Stored data entries
----------

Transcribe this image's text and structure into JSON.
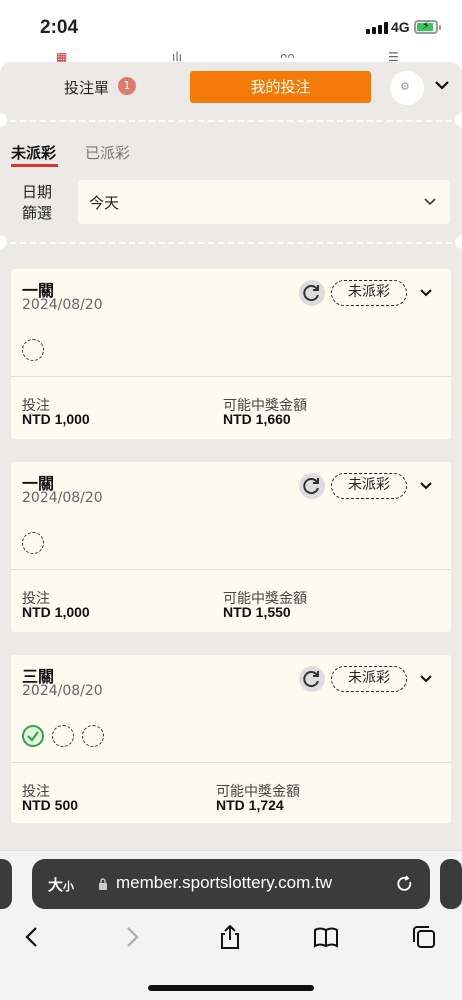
{
  "status_bar": {
    "time": "2:04",
    "network": "4G"
  },
  "header": {
    "betslip_label": "投注單",
    "betslip_count": "1",
    "mybets_label": "我的投注",
    "accent": "#f47b0a"
  },
  "tabs": [
    {
      "label": "未派彩",
      "active": true
    },
    {
      "label": "已派彩",
      "active": false
    }
  ],
  "filter": {
    "label": "日期篩選",
    "value": "今天"
  },
  "bets": [
    {
      "title": "一關",
      "date": "2024/08/20",
      "status": "未派彩",
      "legs": [
        "pending"
      ],
      "stake_label": "投注",
      "stake": "NTD 1,000",
      "payout_label": "可能中獎金額",
      "payout": "NTD 1,660"
    },
    {
      "title": "一關",
      "date": "2024/08/20",
      "status": "未派彩",
      "legs": [
        "pending"
      ],
      "stake_label": "投注",
      "stake": "NTD 1,000",
      "payout_label": "可能中獎金額",
      "payout": "NTD 1,550"
    },
    {
      "title": "三關",
      "date": "2024/08/20",
      "status": "未派彩",
      "legs": [
        "won",
        "pending",
        "pending"
      ],
      "stake_label": "投注",
      "stake": "NTD 500",
      "payout_label": "可能中獎金額",
      "payout": "NTD 1,724"
    }
  ],
  "browser": {
    "reader_label": "大",
    "reader_small": "小",
    "url": "member.sportslottery.com.tw"
  },
  "icons": [
    "refresh-icon",
    "chevron-down-icon",
    "settings-icon",
    "lock-icon",
    "reload-icon",
    "back-icon",
    "forward-icon",
    "share-icon",
    "bookmarks-icon",
    "tabs-icon"
  ]
}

----------

What the exercise asks
Repeat all of the data above word for word, minus the pictures.

Solution below
Transcribe this image's text and structure into JSON.
{
  "status_bar": {
    "time": "2:04",
    "network": "4G"
  },
  "header": {
    "betslip_label": "投注單",
    "betslip_count": "1",
    "mybets_label": "我的投注",
    "accent": "#f47b0a"
  },
  "tabs": [
    {
      "label": "未派彩",
      "active": true
    },
    {
      "label": "已派彩",
      "active": false
    }
  ],
  "filter": {
    "label": "日期篩選",
    "value": "今天"
  },
  "bets": [
    {
      "title": "一關",
      "date": "2024/08/20",
      "status": "未派彩",
      "legs": [
        "pending"
      ],
      "stake_label": "投注",
      "stake": "NTD 1,000",
      "payout_label": "可能中獎金額",
      "payout": "NTD 1,660"
    },
    {
      "title": "一關",
      "date": "2024/08/20",
      "status": "未派彩",
      "legs": [
        "pending"
      ],
      "stake_label": "投注",
      "stake": "NTD 1,000",
      "payout_label": "可能中獎金額",
      "payout": "NTD 1,550"
    },
    {
      "title": "三關",
      "date": "2024/08/20",
      "status": "未派彩",
      "legs": [
        "won",
        "pending",
        "pending"
      ],
      "stake_label": "投注",
      "stake": "NTD 500",
      "payout_label": "可能中獎金額",
      "payout": "NTD 1,724"
    }
  ],
  "browser": {
    "reader_label": "大",
    "reader_small": "小",
    "url": "member.sportslottery.com.tw"
  },
  "icons": [
    "refresh-icon",
    "chevron-down-icon",
    "settings-icon",
    "lock-icon",
    "reload-icon",
    "back-icon",
    "forward-icon",
    "share-icon",
    "bookmarks-icon",
    "tabs-icon"
  ]
}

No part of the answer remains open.